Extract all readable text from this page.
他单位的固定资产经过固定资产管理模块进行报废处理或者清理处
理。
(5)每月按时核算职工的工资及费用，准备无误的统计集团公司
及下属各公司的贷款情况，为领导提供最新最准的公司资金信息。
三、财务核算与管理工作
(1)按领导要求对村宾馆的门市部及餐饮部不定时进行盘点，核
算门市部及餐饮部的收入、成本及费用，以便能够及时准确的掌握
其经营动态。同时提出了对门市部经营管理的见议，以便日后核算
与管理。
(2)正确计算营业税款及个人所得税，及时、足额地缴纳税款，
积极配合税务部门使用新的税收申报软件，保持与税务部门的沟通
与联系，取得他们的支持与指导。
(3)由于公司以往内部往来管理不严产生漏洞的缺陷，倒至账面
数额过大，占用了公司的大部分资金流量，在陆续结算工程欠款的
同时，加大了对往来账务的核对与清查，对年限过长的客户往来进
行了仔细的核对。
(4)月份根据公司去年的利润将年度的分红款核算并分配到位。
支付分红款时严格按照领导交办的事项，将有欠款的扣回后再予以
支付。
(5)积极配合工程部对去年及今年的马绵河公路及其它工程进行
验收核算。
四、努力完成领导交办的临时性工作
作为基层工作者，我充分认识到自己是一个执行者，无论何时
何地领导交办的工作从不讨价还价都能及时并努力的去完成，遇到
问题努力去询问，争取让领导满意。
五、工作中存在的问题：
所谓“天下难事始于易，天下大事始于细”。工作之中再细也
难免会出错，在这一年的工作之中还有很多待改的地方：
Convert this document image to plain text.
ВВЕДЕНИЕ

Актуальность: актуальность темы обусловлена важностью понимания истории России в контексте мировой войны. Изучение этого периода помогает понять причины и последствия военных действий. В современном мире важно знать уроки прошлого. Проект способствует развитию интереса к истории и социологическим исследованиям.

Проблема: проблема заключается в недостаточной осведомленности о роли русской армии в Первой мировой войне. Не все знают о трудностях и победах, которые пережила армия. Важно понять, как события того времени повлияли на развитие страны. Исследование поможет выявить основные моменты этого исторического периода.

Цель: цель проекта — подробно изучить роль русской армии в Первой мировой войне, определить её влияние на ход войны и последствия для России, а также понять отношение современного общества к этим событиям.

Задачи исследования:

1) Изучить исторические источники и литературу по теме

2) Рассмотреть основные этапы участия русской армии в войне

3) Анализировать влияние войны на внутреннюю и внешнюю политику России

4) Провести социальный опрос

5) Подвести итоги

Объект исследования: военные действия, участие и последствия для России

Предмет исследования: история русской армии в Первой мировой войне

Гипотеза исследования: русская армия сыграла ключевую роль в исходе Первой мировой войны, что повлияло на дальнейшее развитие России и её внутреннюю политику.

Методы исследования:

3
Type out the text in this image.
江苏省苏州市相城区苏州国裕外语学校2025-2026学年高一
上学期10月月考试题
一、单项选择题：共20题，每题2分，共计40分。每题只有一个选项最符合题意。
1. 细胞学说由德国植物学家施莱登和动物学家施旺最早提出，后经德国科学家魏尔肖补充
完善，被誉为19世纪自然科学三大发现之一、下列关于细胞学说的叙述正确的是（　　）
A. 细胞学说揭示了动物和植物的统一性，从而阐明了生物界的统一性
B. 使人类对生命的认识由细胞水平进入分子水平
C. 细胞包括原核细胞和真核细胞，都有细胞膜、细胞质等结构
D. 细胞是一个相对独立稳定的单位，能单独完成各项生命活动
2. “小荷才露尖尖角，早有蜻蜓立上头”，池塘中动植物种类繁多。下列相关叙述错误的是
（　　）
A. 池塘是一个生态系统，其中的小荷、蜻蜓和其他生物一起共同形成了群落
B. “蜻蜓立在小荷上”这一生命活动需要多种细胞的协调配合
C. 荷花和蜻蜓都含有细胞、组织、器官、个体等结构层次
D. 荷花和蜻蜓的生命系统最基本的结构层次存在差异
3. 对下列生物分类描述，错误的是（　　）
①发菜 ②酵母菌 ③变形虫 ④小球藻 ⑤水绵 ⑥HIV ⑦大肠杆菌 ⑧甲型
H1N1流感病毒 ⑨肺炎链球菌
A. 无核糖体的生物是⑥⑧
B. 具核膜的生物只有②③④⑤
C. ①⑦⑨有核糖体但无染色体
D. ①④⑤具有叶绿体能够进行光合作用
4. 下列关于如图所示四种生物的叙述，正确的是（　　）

Exercise objective: Find the lines holding "this" and list every one.

Task output:
Extract all readable text from this page.
Convert this document image to plain text.
Type out the text in this image.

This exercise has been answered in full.